▸ GIVEN INFORMATION
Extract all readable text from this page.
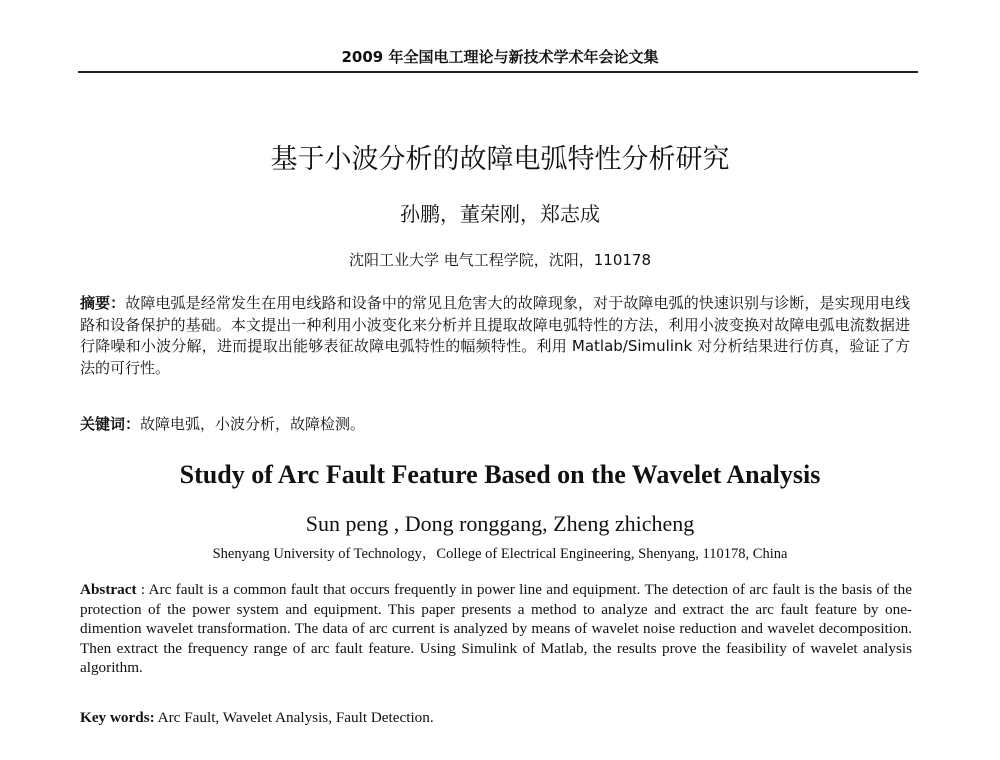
2009 年全国电工理论与新技术学术年会论文集
基于小波分析的故障电弧特性分析研究
孙鹏，董荣刚，郑志成
沈阳工业大学 电气工程学院，沈阳，110178
摘要：故障电弧是经常发生在用电线路和设备中的常见且危害大的故障现象，对于故障电弧的快速识别与诊断，是实现用电线路和设备保护的基础。本文提出一种利用小波变化来分析并且提取故障电弧特性的方法，利用小波变换对故障电弧电流数据进行降噪和小波分解，进而提取出能够表征故障电弧特性的幅频特性。利用 Matlab/Simulink 对分析结果进行仿真，验证了方法的可行性。
关键词：故障电弧，小波分析，故障检测。
Study of Arc Fault Feature Based on the Wavelet Analysis
Sun peng , Dong ronggang, Zheng zhicheng
Shenyang University of Technology，College of Electrical Engineering, Shenyang, 110178, China
Abstract : Arc fault is a common fault that occurs frequently in power line and equipment. The detection of arc fault is the basis of the protection of the power system and equipment. This paper presents a method to analyze and extract the arc fault feature by one-dimention wavelet transformation. The data of arc current is analyzed by means of wavelet noise reduction and wavelet decomposition. Then extract the frequency range of arc fault feature. Using Simulink of Matlab, the results prove the feasibility of wavelet analysis algorithm.
Key words: Arc Fault, Wavelet Analysis, Fault Detection.
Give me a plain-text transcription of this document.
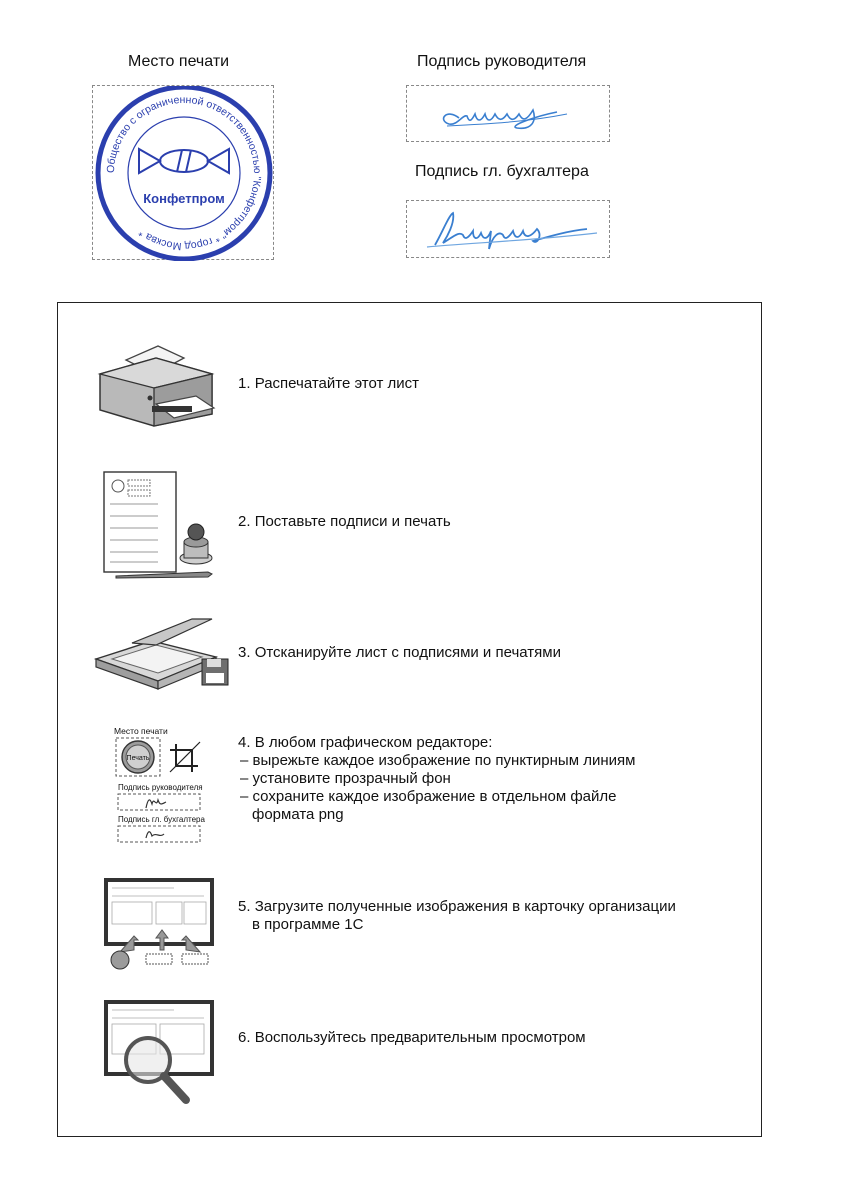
Место печати
Общество с ограниченной ответственностью "Конфетпром" * город Москва *
Конфетпром
Подпись руководителя
Подпись гл. бухгалтера
1. Распечатайте этот лист
2. Поставьте подписи и печать
3. Отсканируйте лист с подписями и печатями
Место печати
Печать
Подпись руководителя
Подпись гл. бухгалтера
4. В любом графическом редакторе:
– вырежьте каждое изображение по пунктирным линиям
– установите прозрачный фон
– сохраните каждое изображение в отдельном файле
формата png
5. Загрузите полученные изображения в карточку организации
в программе 1С
6. Воспользуйтесь предварительным просмотром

▸ INSTRUCTIONS FOR THE TASK
Copy every line that contains the string "каждое".

▸ EXERCISE RESULT
– вырежьте каждое изображение по пунктирным линиям
– сохраните каждое изображение в отдельном файле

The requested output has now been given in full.